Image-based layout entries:
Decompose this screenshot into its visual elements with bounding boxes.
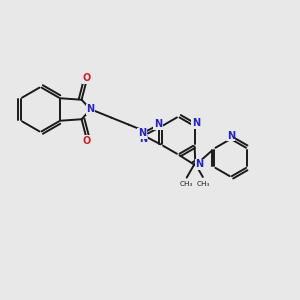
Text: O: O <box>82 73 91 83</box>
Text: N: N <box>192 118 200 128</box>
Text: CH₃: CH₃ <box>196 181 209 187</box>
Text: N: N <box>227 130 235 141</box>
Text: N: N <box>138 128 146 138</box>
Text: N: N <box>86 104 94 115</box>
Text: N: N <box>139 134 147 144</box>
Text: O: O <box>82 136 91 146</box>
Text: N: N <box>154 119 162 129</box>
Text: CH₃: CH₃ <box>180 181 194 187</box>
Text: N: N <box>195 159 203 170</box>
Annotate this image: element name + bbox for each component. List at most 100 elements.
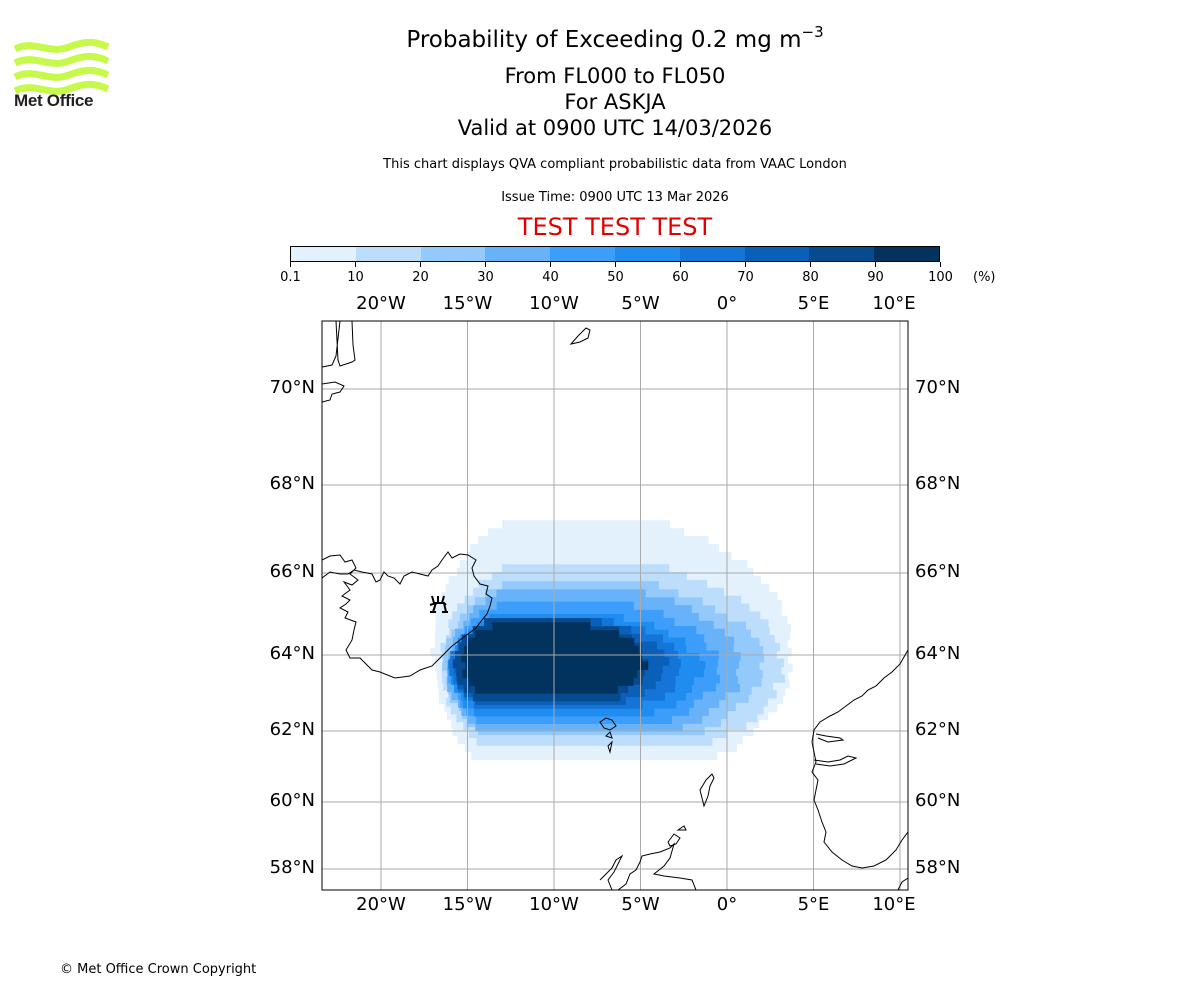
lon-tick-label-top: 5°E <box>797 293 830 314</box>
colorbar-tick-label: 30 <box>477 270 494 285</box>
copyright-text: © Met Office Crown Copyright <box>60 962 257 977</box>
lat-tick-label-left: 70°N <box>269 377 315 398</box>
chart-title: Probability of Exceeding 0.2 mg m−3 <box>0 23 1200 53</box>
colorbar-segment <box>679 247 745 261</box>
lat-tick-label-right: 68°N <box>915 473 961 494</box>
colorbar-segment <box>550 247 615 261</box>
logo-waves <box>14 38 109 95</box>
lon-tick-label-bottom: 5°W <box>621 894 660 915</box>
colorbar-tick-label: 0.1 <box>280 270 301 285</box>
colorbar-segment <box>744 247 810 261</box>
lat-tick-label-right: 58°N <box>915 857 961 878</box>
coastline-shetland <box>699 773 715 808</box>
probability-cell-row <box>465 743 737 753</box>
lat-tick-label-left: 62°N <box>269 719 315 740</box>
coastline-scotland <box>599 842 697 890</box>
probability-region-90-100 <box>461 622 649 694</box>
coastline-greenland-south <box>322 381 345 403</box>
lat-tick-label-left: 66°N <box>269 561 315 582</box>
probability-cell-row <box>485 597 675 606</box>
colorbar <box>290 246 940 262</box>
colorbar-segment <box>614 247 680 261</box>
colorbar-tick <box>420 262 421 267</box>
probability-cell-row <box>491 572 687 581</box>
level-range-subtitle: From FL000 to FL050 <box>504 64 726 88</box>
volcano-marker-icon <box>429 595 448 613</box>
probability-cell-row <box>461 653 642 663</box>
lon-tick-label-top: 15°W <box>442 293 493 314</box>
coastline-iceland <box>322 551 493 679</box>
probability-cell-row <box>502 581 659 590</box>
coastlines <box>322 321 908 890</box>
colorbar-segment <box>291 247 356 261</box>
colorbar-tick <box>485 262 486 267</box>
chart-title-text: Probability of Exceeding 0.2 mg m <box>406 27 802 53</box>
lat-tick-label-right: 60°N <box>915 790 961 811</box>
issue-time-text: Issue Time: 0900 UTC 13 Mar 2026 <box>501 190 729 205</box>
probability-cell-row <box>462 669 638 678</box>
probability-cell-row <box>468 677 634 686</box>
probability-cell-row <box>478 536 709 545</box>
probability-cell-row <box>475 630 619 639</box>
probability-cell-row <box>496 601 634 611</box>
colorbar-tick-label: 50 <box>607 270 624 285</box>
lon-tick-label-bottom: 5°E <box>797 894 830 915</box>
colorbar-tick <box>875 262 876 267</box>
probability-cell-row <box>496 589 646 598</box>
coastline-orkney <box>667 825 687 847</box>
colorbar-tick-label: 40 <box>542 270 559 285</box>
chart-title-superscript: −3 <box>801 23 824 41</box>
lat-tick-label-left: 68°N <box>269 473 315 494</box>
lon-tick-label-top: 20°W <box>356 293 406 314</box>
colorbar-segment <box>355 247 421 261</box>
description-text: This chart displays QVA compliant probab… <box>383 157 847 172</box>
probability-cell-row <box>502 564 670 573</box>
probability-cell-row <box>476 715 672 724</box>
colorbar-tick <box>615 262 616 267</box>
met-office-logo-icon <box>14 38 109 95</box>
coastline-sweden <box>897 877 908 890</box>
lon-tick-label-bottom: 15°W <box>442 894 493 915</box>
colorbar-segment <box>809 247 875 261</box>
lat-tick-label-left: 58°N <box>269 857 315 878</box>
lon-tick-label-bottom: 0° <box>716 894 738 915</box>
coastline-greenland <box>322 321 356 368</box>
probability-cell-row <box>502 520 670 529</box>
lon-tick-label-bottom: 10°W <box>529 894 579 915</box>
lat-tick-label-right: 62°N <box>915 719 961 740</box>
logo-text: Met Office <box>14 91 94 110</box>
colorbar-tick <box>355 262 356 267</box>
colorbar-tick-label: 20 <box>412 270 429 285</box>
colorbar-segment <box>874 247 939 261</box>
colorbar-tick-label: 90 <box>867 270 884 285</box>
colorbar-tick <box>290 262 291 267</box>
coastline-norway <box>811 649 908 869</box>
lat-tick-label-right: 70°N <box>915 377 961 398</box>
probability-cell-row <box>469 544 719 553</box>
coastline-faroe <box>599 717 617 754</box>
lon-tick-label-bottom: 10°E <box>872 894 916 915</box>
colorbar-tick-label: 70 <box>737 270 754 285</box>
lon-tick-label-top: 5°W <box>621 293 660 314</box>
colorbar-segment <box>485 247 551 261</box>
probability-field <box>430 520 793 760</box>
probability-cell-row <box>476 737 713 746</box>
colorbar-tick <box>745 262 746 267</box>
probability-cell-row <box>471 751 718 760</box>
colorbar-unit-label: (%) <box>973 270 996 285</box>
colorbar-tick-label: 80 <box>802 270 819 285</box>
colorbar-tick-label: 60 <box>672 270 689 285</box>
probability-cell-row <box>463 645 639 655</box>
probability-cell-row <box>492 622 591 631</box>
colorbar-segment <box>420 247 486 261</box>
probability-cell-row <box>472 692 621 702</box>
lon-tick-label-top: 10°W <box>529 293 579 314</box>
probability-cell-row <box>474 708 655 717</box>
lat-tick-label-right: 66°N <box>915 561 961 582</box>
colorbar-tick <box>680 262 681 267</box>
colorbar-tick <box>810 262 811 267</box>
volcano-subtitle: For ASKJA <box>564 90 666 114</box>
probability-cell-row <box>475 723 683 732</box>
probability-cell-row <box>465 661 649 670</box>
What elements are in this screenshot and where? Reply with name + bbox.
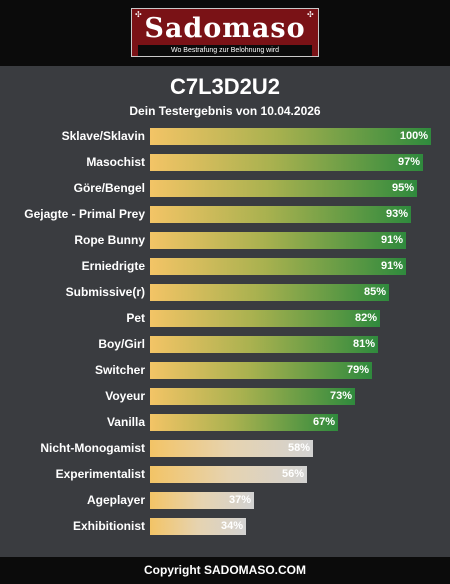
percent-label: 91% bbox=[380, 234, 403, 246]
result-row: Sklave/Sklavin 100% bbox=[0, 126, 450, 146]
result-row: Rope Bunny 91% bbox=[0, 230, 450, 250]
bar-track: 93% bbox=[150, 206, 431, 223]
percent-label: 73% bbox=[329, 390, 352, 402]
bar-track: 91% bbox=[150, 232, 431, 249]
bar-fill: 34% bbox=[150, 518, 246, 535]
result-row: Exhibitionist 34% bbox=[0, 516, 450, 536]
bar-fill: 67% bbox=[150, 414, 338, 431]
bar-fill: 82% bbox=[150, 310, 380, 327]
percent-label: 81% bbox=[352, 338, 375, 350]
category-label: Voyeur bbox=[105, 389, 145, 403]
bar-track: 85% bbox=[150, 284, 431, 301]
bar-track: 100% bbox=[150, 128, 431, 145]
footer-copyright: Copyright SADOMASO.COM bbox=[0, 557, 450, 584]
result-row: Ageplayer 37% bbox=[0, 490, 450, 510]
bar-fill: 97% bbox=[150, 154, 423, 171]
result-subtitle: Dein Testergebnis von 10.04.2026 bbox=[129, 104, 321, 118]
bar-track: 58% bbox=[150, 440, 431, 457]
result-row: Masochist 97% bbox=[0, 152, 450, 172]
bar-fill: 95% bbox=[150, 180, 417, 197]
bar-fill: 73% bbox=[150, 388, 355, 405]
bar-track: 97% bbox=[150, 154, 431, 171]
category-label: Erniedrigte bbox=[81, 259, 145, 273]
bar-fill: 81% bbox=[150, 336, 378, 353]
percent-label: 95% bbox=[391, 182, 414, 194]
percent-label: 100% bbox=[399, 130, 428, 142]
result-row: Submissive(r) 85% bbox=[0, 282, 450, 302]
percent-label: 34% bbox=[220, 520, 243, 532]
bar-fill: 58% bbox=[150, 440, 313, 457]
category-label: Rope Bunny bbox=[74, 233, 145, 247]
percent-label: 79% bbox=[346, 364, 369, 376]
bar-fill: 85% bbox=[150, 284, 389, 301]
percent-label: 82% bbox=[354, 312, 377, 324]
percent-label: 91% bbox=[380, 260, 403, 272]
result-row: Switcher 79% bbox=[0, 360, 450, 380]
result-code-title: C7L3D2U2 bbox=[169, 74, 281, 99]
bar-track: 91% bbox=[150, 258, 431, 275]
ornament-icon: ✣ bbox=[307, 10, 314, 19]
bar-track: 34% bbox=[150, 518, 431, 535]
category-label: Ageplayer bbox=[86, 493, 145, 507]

_Objective_. Can you arrange the lines from the one with "lon-tick-label-top: 5°E <box>797" to the one with "lat-tick-label-left: 62°N <box>269" as a numbered list, leaving out any blank lines?

_Result for this task_.
1. lon-tick-label-top: 5°E <box>797 293 830 314</box>
2. colorbar-tick-label: 30 <box>477 270 494 285</box>
3. copyright-text: © Met Office Crown Copyright <box>60 962 257 977</box>
4. lat-tick-label-left: 70°N <box>269 377 315 398</box>
5. chart-title: Probability of Exceeding 0.2 mg m−3 <box>0 23 1200 53</box>
6. colorbar-segment <box>679 247 745 261</box>
7. lat-tick-label-right: 68°N <box>915 473 961 494</box>
8. colorbar-segment <box>550 247 615 261</box>
9. logo-waves <box>14 38 109 95</box>
10. lon-tick-label-bottom: 5°W <box>621 894 660 915</box>
11. colorbar-tick-label: 0.1 <box>280 270 301 285</box>
12. colorbar-segment <box>744 247 810 261</box>
13. lat-tick-label-right: 58°N <box>915 857 961 878</box>
14. coastline-shetland <box>699 773 715 808</box>
15. probability-cell-row <box>465 743 737 753</box>
16. lat-tick-label-left: 62°N <box>269 719 315 740</box>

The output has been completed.